▶ Challenge
Quote all of the data that follows exactly as written, skipping the images.

[Stored entries]
____________
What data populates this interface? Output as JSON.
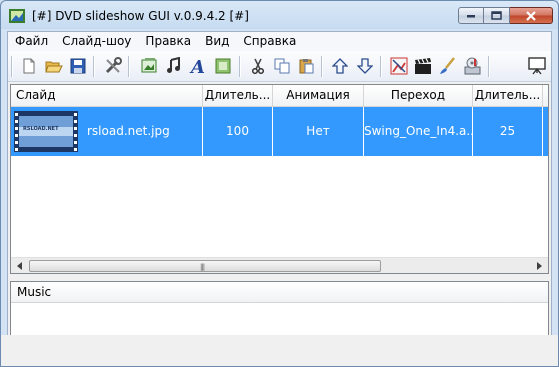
{
  "window": {
    "title": "[#] DVD slideshow GUI v.0.9.4.2 [#]"
  },
  "menu": [
    "Файл",
    "Слайд-шоу",
    "Правка",
    "Вид",
    "Справка"
  ],
  "toolbar_icons": [
    "new-file-icon",
    "open-folder-icon",
    "save-icon",
    "tools-icon",
    "add-image-icon",
    "add-audio-icon",
    "add-text-icon",
    "add-frame-icon",
    "cut-icon",
    "copy-icon",
    "paste-icon",
    "move-up-icon",
    "move-down-icon",
    "picture-icon",
    "clapperboard-icon",
    "brush-icon",
    "burn-disc-icon",
    "slideshow-presentation-icon"
  ],
  "grid": {
    "columns": [
      "Слайд",
      "Длитель...",
      "Анимация",
      "Переход",
      "Длитель..."
    ],
    "rows": [
      {
        "slide": "rsload.net.jpg",
        "duration": "100",
        "animation": "Нет",
        "transition": "Swing_One_In4.a...",
        "transition_duration": "25"
      }
    ]
  },
  "thumbnail_text": "RSLOAD.NET",
  "music": {
    "header": "Music"
  },
  "colors": {
    "selection": "#3399ff",
    "title_bar": "#c6dbf1",
    "close_button": "#c0442c"
  }
}
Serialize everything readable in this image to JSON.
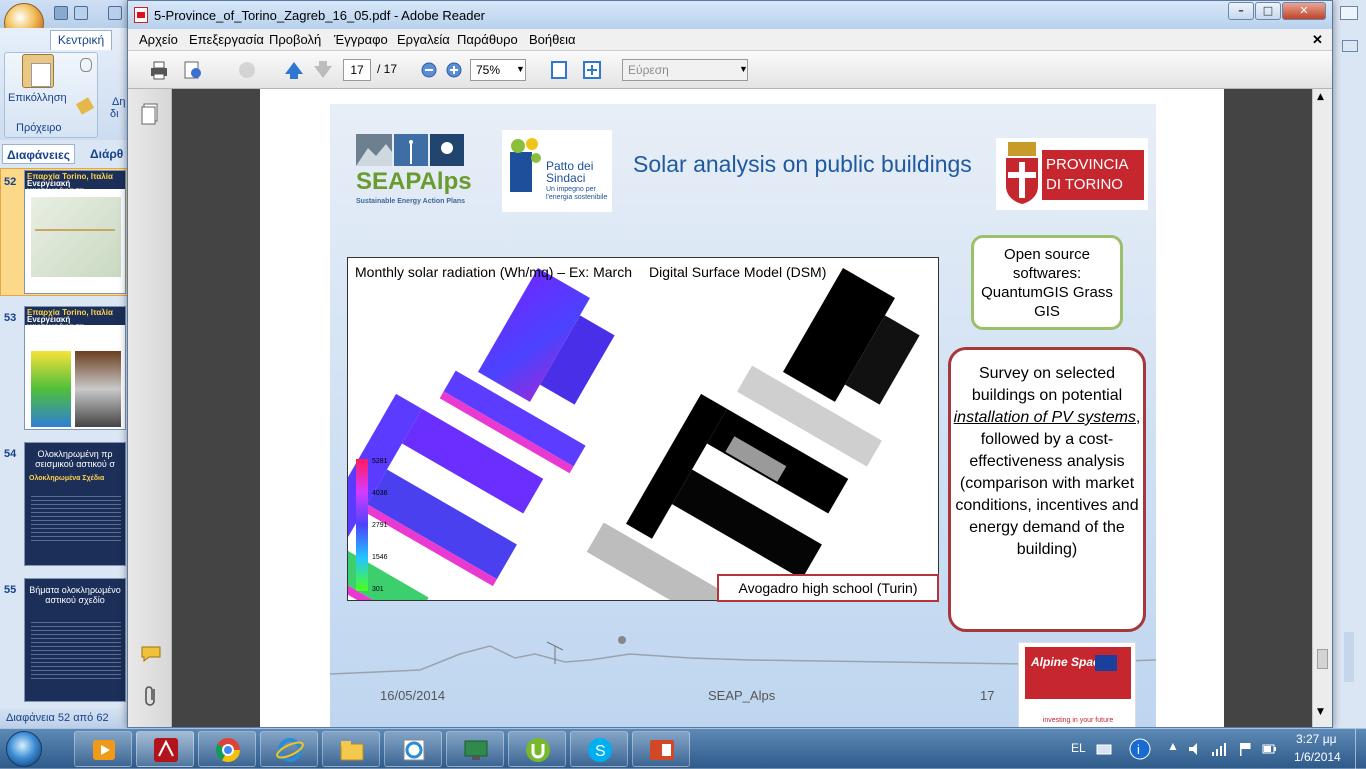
{
  "powerpoint": {
    "tab_home": "Κεντρική",
    "paste_label": "Επικόλληση",
    "clipboard_group": "Πρόχειρο",
    "partial_label": "Δη",
    "partial_label2": "δι",
    "panel_tab_slides": "Διαφάνειες",
    "panel_tab_outline": "Διάρθ",
    "slides": [
      {
        "number": "52",
        "title": "Επαρχία Torino, Ιταλία",
        "subtitle": "Ενεργειακή χαρτογράφηση"
      },
      {
        "number": "53",
        "title": "Επαρχία Torino, Ιταλία",
        "subtitle": "Ενεργειακή χαρτογράφηση"
      },
      {
        "number": "54",
        "title": "Ολοκληρωμένη πρ σεισμικού αστικού σ",
        "subtitle": "Ολοκληρωμένα Σχέδια"
      },
      {
        "number": "55",
        "title": "Βήματα ολοκληρωμένο αστικού σχεδίο",
        "subtitle": ""
      }
    ],
    "status": "Διαφάνεια 52 από 62"
  },
  "reader": {
    "window_title": "5-Province_of_Torino_Zagreb_16_05.pdf - Adobe Reader",
    "menu": [
      "Αρχείο",
      "Επεξεργασία",
      "Προβολή",
      "Έγγραφο",
      "Εργαλεία",
      "Παράθυρο",
      "Βοήθεια"
    ],
    "page_current": "17",
    "page_total": "/ 17",
    "zoom": "75%",
    "search_placeholder": "Εύρεση"
  },
  "slide": {
    "title": "Solar analysis on public buildings",
    "logo_seap": "SEAPAlps",
    "logo_seap_tagline": "Sustainable Energy Action Plans",
    "logo_patto": "Patto dei Sindaci",
    "logo_patto_tagline": "Un impegno per l'energia sostenibile",
    "logo_provincia": "PROVINCIA DI TORINO",
    "figure_left_label": "Monthly solar radiation (Wh/mq) – Ex: March",
    "figure_right_label": "Digital Surface Model (DSM)",
    "legend_values": [
      "5281",
      "4036",
      "2791",
      "1546",
      "301"
    ],
    "figure_caption": "Avogadro high school (Turin)",
    "green_box": "Open source softwares: QuantumGIS Grass GIS",
    "red_box_part1": "Survey on selected buildings on potential ",
    "red_box_emph": "installation of  PV systems",
    "red_box_part2": ", followed by a cost-effectiveness analysis (comparison with market conditions, incentives and energy demand of the building)",
    "footer_date": "16/05/2014",
    "footer_center": "SEAP_Alps",
    "footer_page": "17",
    "alpine_logo": "Alpine Space",
    "alpine_tagline": "investing in your future"
  },
  "taskbar": {
    "language": "EL",
    "time": "3:27 μμ",
    "date": "1/6/2014",
    "apps": [
      "media-player-icon",
      "adobe-reader-icon",
      "chrome-icon",
      "ie-icon",
      "explorer-icon",
      "ie-icon-2",
      "remote-desktop-icon",
      "utorrent-icon",
      "skype-icon",
      "powerpoint-icon"
    ]
  },
  "colors": {
    "slide_title": "#1f5aa0",
    "green_border": "#9cbf6a",
    "red_border": "#a8373c",
    "taskbar": "#2f5b8b"
  }
}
____________
▶ Exercise solution
What data populates this interface? Output as JSON.
{
  "window": {
    "title": "[#] DVD slideshow GUI v.0.9.4.2 [#]"
  },
  "menu": [
    "Файл",
    "Слайд-шоу",
    "Правка",
    "Вид",
    "Справка"
  ],
  "toolbar_icons": [
    "new-file-icon",
    "open-folder-icon",
    "save-icon",
    "tools-icon",
    "add-image-icon",
    "add-audio-icon",
    "add-text-icon",
    "add-frame-icon",
    "cut-icon",
    "copy-icon",
    "paste-icon",
    "move-up-icon",
    "move-down-icon",
    "picture-icon",
    "clapperboard-icon",
    "brush-icon",
    "burn-disc-icon",
    "slideshow-presentation-icon"
  ],
  "grid": {
    "columns": [
      "Слайд",
      "Длитель...",
      "Анимация",
      "Переход",
      "Длитель..."
    ],
    "rows": [
      {
        "slide": "rsload.net.jpg",
        "duration": "100",
        "animation": "Нет",
        "transition": "Swing_One_In4.a...",
        "transition_duration": "25"
      }
    ]
  },
  "thumbnail_text": "RSLOAD.NET",
  "music": {
    "header": "Music"
  },
  "colors": {
    "selection": "#3399ff",
    "title_bar": "#c6dbf1",
    "close_button": "#c0442c"
  }
}
Serialize everything readable in this image to JSON.
{
  "powerpoint": {
    "tab_home": "Κεντρική",
    "paste_label": "Επικόλληση",
    "clipboard_group": "Πρόχειρο",
    "partial_label": "Δη",
    "partial_label2": "δι",
    "panel_tab_slides": "Διαφάνειες",
    "panel_tab_outline": "Διάρθ",
    "slides": [
      {
        "number": "52",
        "title": "Επαρχία Torino, Ιταλία",
        "subtitle": "Ενεργειακή χαρτογράφηση"
      },
      {
        "number": "53",
        "title": "Επαρχία Torino, Ιταλία",
        "subtitle": "Ενεργειακή χαρτογράφηση"
      },
      {
        "number": "54",
        "title": "Ολοκληρωμένη πρ σεισμικού αστικού σ",
        "subtitle": "Ολοκληρωμένα Σχέδια"
      },
      {
        "number": "55",
        "title": "Βήματα ολοκληρωμένο αστικού σχεδίο",
        "subtitle": ""
      }
    ],
    "status": "Διαφάνεια 52 από 62"
  },
  "reader": {
    "window_title": "5-Province_of_Torino_Zagreb_16_05.pdf - Adobe Reader",
    "menu": [
      "Αρχείο",
      "Επεξεργασία",
      "Προβολή",
      "Έγγραφο",
      "Εργαλεία",
      "Παράθυρο",
      "Βοήθεια"
    ],
    "page_current": "17",
    "page_total": "/ 17",
    "zoom": "75%",
    "search_placeholder": "Εύρεση"
  },
  "slide": {
    "title": "Solar analysis on public buildings",
    "logo_seap": "SEAPAlps",
    "logo_seap_tagline": "Sustainable Energy Action Plans",
    "logo_patto": "Patto dei Sindaci",
    "logo_patto_tagline": "Un impegno per l'energia sostenibile",
    "logo_provincia": "PROVINCIA DI TORINO",
    "figure_left_label": "Monthly solar radiation (Wh/mq) – Ex: March",
    "figure_right_label": "Digital Surface Model (DSM)",
    "legend_values": [
      "5281",
      "4036",
      "2791",
      "1546",
      "301"
    ],
    "figure_caption": "Avogadro high school (Turin)",
    "green_box": "Open source softwares: QuantumGIS Grass GIS",
    "red_box_part1": "Survey on selected buildings on potential ",
    "red_box_emph": "installation of  PV systems",
    "red_box_part2": ", followed by a cost-effectiveness analysis (comparison with market conditions, incentives and energy demand of the building)",
    "footer_date": "16/05/2014",
    "footer_center": "SEAP_Alps",
    "footer_page": "17",
    "alpine_logo": "Alpine Space",
    "alpine_tagline": "investing in your future"
  },
  "taskbar": {
    "language": "EL",
    "time": "3:27 μμ",
    "date": "1/6/2014",
    "apps": [
      "media-player-icon",
      "adobe-reader-icon",
      "chrome-icon",
      "ie-icon",
      "explorer-icon",
      "ie-icon-2",
      "remote-desktop-icon",
      "utorrent-icon",
      "skype-icon",
      "powerpoint-icon"
    ]
  },
  "colors": {
    "slide_title": "#1f5aa0",
    "green_border": "#9cbf6a",
    "red_border": "#a8373c",
    "taskbar": "#2f5b8b"
  }
}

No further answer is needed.